Provided data:
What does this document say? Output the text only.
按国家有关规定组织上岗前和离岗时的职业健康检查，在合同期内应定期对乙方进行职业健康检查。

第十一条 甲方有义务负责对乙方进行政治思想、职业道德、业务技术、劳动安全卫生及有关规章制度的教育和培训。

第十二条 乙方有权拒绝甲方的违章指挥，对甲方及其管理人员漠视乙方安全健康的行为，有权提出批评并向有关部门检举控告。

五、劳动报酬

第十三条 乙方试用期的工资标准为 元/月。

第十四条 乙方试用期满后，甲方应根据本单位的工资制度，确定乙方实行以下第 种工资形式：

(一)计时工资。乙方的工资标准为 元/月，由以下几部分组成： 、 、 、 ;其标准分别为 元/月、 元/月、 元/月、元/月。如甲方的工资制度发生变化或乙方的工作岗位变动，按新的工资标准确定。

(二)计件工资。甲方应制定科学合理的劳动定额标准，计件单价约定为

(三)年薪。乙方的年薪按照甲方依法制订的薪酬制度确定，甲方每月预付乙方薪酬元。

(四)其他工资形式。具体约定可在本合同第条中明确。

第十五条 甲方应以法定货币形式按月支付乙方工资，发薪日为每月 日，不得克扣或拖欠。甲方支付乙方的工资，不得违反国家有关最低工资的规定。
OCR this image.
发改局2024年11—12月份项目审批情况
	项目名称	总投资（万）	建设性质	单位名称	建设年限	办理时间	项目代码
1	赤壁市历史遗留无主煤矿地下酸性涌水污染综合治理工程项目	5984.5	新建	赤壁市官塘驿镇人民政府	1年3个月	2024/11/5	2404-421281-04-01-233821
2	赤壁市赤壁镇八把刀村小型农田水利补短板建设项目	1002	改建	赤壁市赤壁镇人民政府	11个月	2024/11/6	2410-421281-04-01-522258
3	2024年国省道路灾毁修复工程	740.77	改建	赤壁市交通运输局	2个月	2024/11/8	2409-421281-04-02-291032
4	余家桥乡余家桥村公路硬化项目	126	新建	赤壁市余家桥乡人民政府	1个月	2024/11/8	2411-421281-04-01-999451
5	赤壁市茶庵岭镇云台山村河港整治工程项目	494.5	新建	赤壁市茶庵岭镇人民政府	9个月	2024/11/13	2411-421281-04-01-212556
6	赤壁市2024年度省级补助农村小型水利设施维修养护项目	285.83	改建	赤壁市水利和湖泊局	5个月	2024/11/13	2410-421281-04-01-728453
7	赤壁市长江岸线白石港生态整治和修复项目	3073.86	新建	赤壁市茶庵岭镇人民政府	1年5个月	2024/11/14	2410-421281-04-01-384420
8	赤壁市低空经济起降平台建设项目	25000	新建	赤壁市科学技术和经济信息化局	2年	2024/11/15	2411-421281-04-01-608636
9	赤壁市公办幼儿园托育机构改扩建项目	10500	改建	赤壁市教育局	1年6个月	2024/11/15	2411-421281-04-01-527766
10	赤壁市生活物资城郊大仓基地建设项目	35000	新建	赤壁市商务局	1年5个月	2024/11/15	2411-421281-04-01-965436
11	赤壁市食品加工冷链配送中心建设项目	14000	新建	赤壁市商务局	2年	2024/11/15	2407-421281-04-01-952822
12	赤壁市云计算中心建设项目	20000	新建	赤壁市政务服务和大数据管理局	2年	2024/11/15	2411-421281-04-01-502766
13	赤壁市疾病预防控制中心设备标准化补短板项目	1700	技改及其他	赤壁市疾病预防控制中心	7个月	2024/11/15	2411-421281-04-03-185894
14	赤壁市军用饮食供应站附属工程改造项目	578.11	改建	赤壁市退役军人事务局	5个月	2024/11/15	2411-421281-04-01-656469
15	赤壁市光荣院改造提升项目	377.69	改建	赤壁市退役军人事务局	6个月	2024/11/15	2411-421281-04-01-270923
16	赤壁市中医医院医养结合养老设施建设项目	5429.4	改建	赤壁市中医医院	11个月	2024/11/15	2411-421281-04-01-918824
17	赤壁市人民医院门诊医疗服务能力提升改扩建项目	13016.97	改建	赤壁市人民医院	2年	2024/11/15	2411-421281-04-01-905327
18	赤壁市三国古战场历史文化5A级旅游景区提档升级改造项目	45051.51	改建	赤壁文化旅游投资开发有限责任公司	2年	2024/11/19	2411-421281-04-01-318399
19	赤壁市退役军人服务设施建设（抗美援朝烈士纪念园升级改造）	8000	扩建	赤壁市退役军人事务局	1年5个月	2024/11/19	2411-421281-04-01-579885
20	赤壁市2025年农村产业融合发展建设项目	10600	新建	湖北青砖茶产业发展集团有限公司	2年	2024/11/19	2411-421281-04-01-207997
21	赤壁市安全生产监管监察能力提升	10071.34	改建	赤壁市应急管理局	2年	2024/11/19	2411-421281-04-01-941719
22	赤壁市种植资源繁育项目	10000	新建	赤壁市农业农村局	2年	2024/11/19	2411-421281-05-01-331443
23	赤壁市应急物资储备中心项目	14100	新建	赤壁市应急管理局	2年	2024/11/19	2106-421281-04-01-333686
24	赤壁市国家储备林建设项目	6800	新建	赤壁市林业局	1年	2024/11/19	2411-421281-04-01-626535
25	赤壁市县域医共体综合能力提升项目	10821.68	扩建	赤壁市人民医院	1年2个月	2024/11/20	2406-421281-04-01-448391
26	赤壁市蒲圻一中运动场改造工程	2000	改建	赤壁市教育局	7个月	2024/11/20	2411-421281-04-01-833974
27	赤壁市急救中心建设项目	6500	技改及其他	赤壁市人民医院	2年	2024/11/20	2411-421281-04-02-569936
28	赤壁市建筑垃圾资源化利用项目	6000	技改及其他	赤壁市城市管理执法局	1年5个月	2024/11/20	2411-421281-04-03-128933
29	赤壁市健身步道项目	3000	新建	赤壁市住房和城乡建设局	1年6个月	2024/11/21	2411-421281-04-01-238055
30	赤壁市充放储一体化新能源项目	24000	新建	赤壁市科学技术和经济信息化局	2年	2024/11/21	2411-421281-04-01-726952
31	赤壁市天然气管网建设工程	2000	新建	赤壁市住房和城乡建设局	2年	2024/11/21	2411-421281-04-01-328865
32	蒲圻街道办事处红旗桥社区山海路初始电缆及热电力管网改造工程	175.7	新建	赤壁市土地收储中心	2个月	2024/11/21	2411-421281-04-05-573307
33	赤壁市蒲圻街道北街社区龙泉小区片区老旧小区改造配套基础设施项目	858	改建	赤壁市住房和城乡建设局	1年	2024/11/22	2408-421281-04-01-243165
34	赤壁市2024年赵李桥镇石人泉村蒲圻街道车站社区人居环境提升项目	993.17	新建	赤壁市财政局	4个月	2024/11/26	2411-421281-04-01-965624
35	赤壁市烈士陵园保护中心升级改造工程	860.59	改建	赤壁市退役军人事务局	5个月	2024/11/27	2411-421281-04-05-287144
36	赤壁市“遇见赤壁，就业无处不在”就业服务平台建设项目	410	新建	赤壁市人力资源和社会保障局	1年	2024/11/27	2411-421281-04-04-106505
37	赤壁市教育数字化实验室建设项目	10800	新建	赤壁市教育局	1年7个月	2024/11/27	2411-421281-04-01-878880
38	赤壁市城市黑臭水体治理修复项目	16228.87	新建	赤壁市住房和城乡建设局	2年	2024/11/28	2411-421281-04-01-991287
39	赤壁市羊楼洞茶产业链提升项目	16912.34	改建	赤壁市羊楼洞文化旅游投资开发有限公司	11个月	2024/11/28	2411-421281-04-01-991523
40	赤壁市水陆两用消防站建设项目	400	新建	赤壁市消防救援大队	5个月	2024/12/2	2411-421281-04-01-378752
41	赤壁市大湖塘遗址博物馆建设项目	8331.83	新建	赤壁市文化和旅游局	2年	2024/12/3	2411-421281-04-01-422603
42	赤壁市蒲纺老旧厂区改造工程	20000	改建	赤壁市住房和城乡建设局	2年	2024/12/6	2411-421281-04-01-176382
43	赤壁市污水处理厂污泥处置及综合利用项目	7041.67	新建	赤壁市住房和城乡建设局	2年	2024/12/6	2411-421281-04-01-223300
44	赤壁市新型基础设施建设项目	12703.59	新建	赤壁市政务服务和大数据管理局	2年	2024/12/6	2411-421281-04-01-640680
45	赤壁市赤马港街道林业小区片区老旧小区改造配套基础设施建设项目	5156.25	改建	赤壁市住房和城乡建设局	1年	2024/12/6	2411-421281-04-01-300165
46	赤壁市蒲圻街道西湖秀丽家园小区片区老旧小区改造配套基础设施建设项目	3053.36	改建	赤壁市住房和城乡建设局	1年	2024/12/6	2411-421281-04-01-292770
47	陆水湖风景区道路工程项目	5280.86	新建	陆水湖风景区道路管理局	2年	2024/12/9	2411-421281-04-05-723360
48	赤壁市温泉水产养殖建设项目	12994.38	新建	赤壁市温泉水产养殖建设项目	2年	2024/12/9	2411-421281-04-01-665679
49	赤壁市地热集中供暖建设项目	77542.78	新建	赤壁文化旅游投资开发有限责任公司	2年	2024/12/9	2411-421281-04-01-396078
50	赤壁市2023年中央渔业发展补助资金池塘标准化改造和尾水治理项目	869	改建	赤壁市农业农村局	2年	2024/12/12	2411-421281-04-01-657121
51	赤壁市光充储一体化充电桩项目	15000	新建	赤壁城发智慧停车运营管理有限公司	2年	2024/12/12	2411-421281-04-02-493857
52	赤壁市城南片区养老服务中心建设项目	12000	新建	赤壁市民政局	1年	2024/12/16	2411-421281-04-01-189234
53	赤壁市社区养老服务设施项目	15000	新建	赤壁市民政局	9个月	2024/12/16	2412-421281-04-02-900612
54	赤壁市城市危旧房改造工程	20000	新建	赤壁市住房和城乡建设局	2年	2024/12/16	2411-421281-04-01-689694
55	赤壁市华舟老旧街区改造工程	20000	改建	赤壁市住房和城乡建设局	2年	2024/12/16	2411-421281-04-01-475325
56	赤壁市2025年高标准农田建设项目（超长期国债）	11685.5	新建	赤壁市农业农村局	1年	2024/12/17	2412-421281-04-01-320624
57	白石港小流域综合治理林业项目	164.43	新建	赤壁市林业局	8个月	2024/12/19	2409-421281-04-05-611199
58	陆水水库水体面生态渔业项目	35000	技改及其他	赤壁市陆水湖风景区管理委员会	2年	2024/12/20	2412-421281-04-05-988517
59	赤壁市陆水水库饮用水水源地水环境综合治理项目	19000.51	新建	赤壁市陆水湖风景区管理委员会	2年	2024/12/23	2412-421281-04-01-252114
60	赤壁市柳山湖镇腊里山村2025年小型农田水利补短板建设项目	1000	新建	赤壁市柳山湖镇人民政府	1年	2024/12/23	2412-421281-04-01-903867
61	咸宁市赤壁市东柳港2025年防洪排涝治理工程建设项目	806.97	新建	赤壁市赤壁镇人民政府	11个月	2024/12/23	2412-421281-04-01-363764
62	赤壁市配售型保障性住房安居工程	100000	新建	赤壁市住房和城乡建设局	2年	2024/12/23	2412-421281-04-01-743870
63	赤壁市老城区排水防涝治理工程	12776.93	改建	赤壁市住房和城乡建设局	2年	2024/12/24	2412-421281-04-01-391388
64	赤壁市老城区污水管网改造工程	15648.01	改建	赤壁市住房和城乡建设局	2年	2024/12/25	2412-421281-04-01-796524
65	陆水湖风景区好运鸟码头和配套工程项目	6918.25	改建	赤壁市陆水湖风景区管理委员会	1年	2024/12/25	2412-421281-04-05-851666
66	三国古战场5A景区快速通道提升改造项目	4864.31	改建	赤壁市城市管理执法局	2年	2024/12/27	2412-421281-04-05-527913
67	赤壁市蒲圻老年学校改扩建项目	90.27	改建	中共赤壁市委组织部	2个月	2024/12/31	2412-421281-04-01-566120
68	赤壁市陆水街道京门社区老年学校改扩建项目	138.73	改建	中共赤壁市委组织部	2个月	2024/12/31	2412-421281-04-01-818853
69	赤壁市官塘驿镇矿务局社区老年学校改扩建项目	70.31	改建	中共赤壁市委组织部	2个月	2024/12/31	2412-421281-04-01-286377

Stated goal: Find each line in the records holding the string "赤壁市商务局" and show it.

Final result:
10	赤壁市生活物资城郊大仓基地建设项目	35000	新建	赤壁市商务局	1年5个月	2024/11/15	2411-421281-04-01-965436
11	赤壁市食品加工冷链配送中心建设项目	14000	新建	赤壁市商务局	2年	2024/11/15	2407-421281-04-01-952822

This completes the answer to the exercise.